*What to do:* Gather each line in the entries that includes the string "الوضوء".

+===+

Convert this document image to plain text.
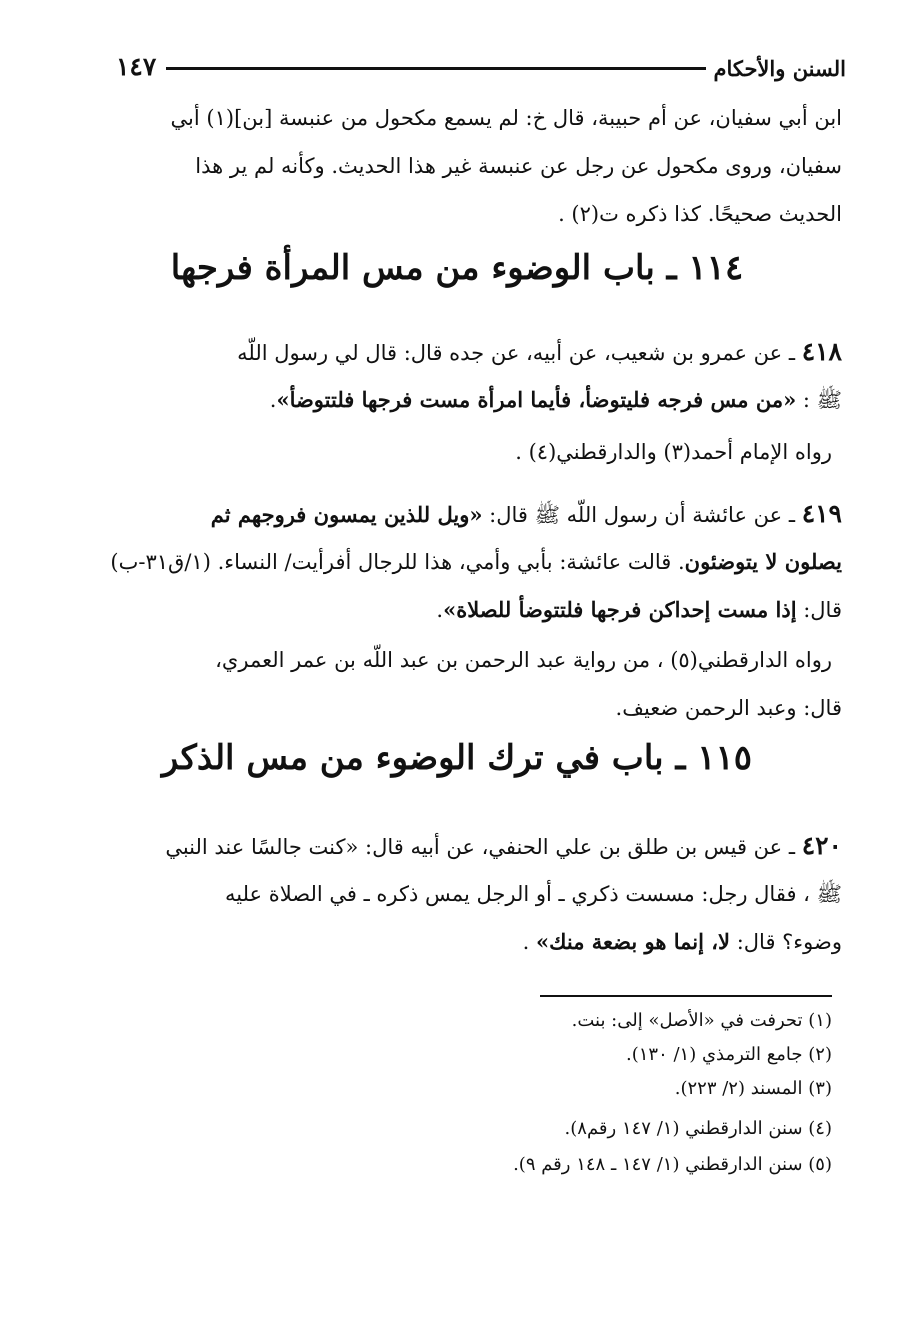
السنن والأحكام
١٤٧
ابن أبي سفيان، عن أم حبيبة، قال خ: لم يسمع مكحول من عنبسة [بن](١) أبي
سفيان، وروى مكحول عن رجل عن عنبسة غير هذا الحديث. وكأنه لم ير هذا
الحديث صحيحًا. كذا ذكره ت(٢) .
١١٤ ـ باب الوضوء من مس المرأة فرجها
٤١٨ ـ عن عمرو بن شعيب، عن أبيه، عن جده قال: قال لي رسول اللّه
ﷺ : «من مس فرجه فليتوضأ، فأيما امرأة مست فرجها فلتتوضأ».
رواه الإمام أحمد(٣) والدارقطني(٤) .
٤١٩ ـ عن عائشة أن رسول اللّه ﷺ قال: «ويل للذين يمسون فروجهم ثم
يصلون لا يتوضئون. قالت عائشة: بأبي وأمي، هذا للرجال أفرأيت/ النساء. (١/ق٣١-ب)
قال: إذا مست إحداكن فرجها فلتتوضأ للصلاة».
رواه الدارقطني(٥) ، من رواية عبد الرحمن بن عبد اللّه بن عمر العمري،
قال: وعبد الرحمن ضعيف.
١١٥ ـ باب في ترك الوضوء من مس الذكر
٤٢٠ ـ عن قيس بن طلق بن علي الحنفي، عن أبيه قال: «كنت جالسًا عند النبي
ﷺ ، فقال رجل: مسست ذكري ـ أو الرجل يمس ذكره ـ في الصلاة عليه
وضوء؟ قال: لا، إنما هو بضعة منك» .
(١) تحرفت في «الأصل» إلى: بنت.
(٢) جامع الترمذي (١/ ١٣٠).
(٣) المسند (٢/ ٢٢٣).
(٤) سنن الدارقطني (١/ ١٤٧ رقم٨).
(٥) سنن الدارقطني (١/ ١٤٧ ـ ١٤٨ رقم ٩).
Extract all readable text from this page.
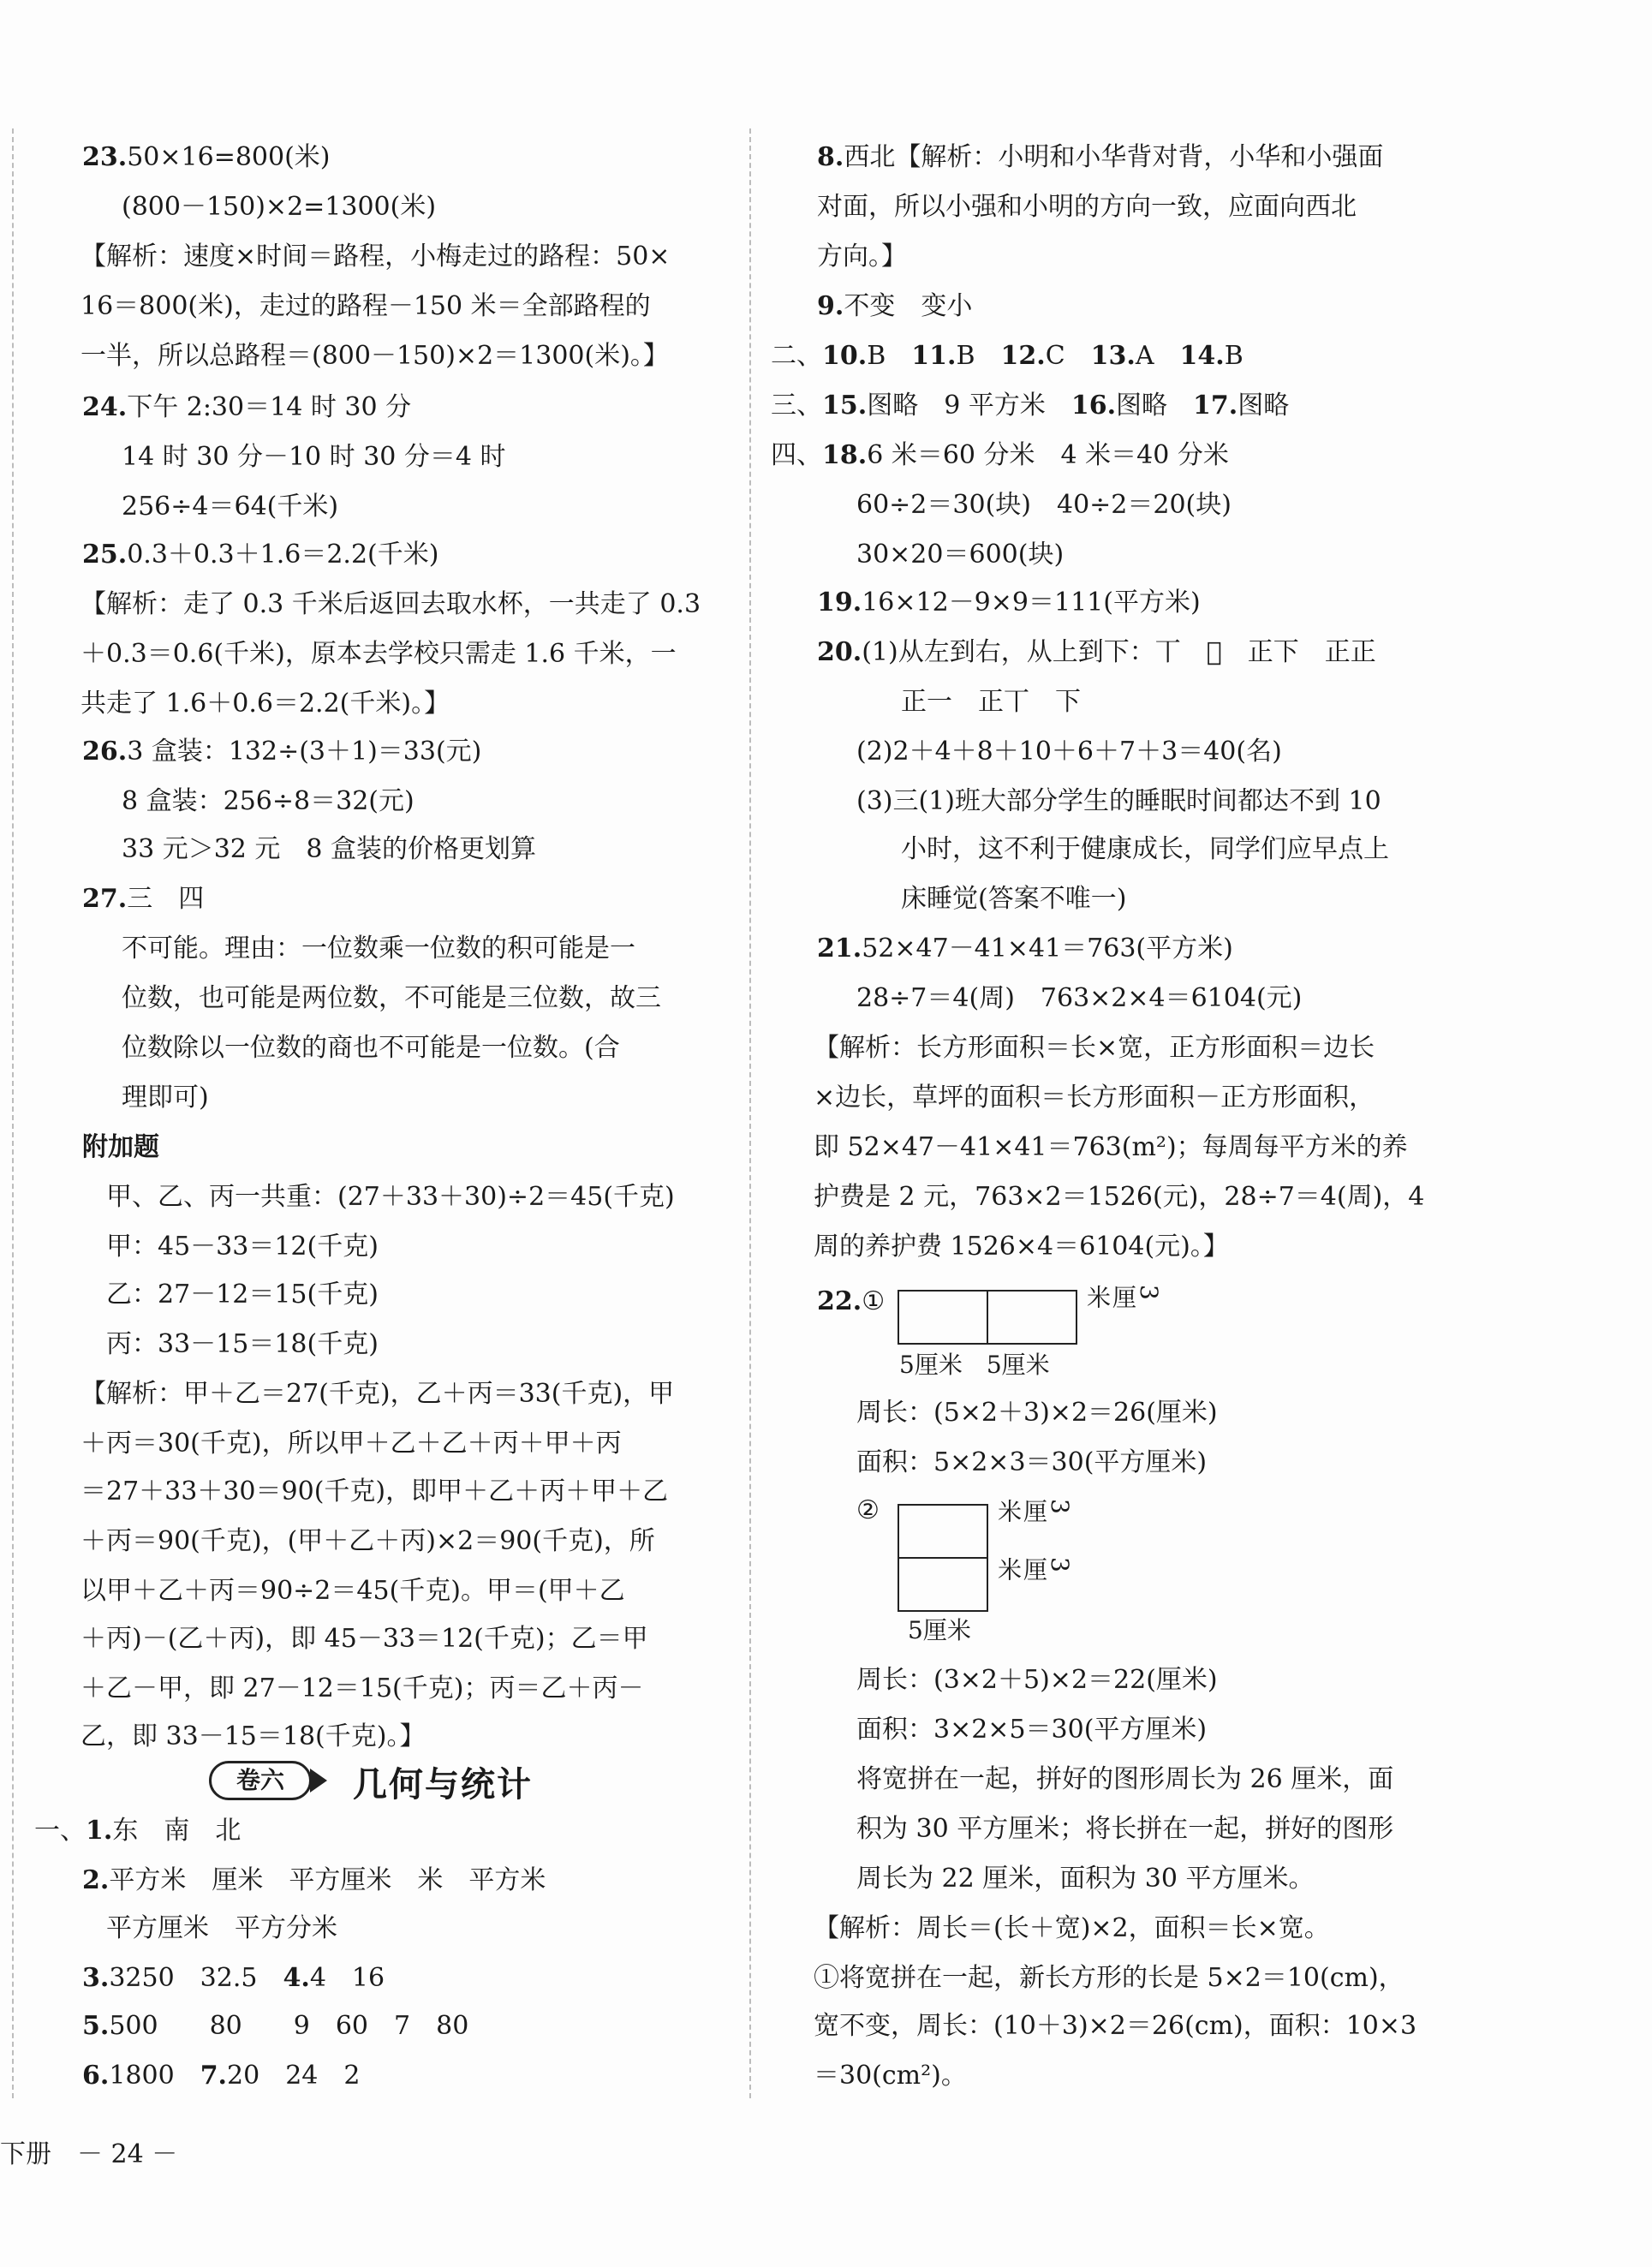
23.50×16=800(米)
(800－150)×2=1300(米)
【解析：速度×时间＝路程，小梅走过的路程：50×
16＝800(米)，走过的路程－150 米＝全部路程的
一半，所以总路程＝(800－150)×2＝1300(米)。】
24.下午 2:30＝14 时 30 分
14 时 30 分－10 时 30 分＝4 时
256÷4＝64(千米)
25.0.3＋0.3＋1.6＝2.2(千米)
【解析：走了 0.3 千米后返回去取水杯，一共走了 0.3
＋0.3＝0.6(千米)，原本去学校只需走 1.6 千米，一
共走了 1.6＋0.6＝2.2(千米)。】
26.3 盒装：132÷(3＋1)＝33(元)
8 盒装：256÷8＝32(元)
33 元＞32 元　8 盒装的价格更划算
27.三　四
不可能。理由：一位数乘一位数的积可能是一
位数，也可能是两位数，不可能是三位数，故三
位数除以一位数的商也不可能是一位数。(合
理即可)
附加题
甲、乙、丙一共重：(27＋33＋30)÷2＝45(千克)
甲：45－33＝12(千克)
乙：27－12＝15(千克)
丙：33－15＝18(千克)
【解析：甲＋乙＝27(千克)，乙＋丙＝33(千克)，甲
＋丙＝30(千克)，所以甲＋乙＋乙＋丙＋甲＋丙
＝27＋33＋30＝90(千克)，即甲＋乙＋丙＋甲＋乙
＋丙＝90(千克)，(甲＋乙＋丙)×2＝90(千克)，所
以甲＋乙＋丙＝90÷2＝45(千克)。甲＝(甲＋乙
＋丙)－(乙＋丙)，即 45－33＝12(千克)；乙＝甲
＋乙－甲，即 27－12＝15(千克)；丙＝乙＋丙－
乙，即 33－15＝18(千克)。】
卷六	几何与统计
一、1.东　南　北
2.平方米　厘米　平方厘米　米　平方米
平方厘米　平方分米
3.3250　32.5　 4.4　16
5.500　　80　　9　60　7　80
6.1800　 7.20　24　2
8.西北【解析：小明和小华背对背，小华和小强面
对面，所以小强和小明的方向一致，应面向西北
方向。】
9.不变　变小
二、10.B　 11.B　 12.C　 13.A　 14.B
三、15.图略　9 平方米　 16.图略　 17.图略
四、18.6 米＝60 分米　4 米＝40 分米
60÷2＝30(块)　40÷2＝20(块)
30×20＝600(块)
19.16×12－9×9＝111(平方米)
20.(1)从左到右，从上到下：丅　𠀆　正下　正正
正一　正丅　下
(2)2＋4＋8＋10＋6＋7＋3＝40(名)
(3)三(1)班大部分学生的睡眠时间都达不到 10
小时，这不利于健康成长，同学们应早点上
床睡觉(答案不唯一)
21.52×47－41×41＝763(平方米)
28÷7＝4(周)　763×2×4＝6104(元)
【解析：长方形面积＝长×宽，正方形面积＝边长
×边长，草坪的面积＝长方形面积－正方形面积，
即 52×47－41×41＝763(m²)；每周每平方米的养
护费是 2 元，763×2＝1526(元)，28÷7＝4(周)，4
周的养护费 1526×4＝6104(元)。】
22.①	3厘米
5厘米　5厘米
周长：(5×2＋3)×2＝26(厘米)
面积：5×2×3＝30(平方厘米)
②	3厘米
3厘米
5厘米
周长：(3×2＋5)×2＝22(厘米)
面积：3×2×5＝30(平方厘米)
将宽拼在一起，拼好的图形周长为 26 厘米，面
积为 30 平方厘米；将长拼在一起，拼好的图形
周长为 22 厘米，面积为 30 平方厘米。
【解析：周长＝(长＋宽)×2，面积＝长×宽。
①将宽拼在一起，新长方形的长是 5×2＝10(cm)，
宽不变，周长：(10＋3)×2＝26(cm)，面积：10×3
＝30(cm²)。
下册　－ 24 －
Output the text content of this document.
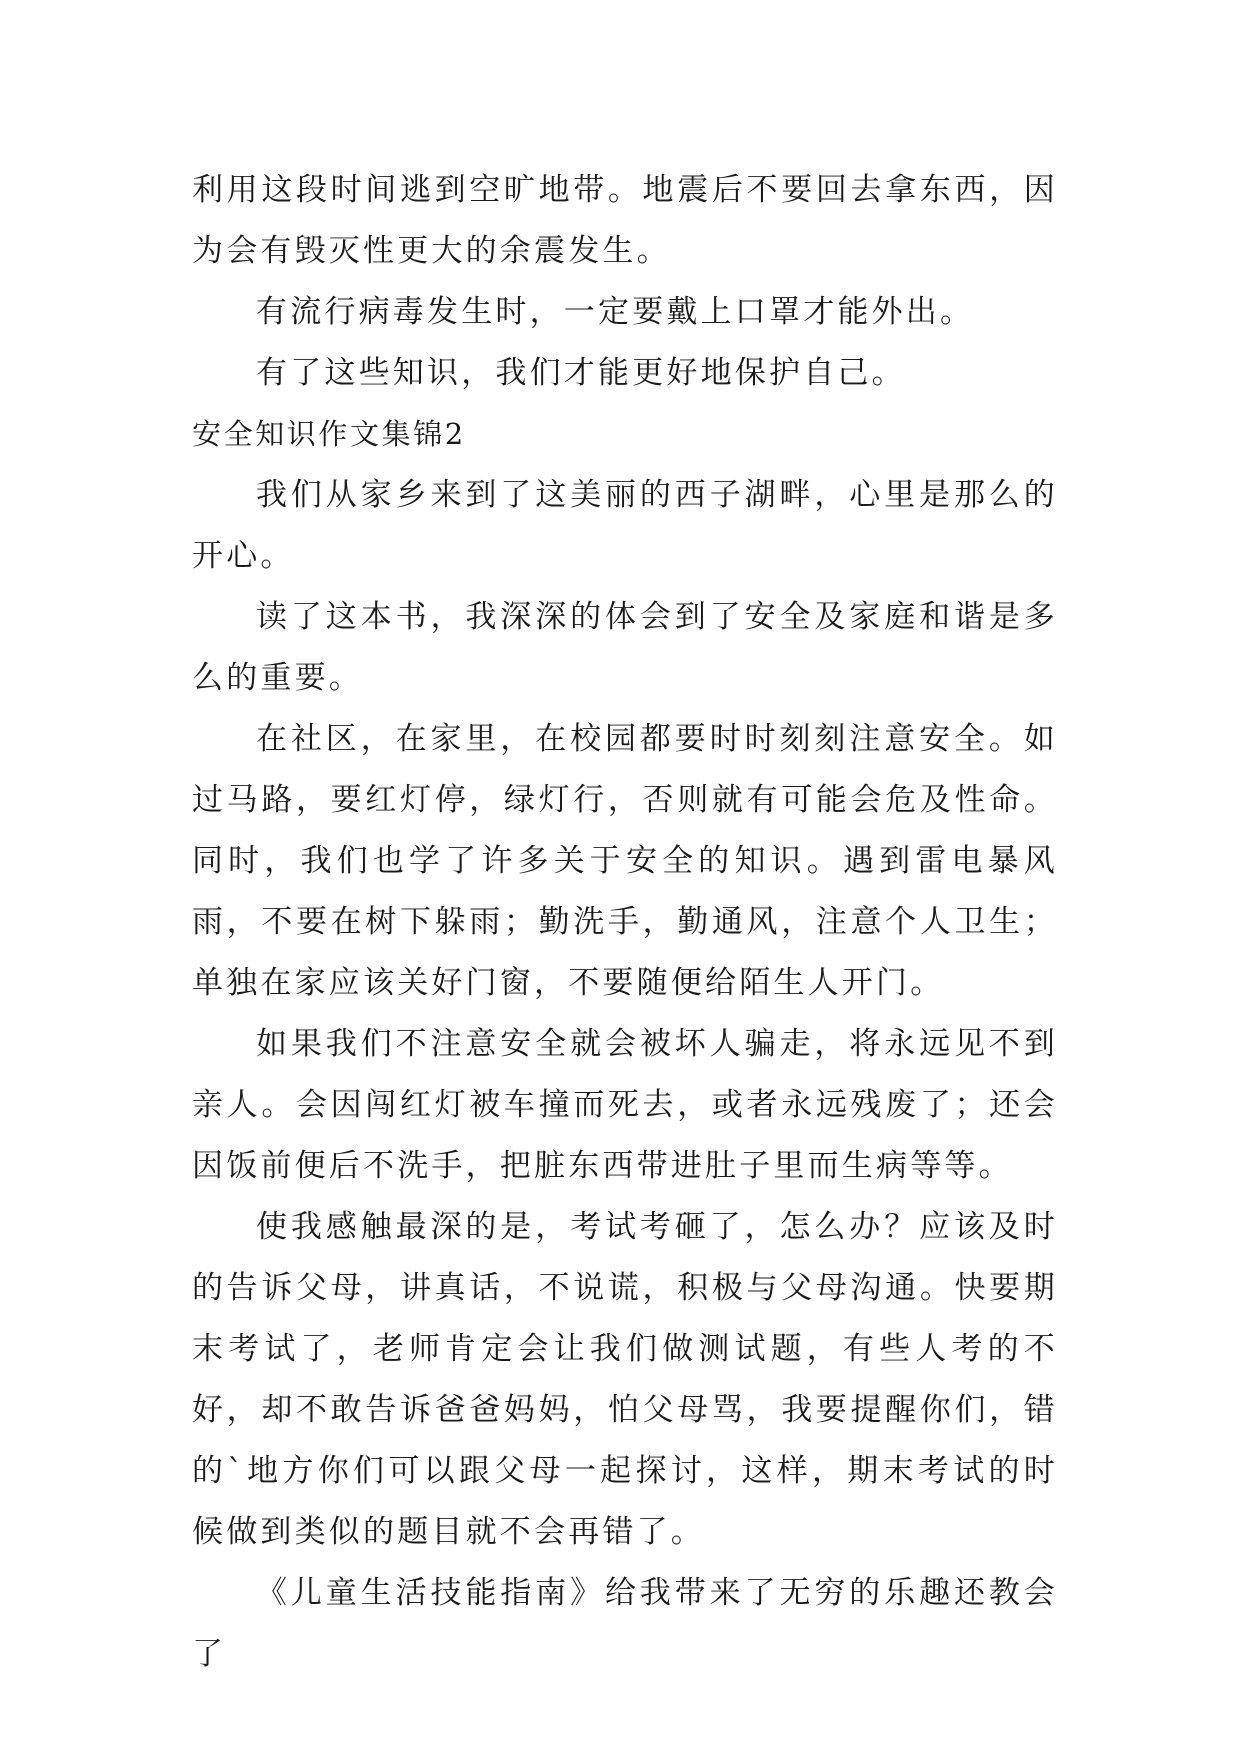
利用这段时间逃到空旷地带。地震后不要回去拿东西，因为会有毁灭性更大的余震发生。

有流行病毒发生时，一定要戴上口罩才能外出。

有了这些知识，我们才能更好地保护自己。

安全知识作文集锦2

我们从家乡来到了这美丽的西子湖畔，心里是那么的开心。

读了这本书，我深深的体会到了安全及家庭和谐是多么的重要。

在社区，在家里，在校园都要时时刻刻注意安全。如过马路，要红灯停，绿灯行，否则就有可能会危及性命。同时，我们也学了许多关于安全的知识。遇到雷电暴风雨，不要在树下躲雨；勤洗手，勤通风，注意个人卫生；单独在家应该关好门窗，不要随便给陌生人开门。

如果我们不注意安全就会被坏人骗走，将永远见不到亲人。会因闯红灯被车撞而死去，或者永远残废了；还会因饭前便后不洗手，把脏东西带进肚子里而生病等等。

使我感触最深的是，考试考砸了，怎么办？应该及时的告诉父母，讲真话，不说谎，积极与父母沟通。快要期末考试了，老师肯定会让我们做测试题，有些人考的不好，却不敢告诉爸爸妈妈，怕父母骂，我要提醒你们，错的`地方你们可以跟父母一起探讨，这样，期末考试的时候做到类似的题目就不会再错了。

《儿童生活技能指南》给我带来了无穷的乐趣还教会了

+===+

*Task output:*
١١٤ ـ باب الوضوء من مس المرأة فرجها
١١٥ ـ باب في ترك الوضوء من مس الذكر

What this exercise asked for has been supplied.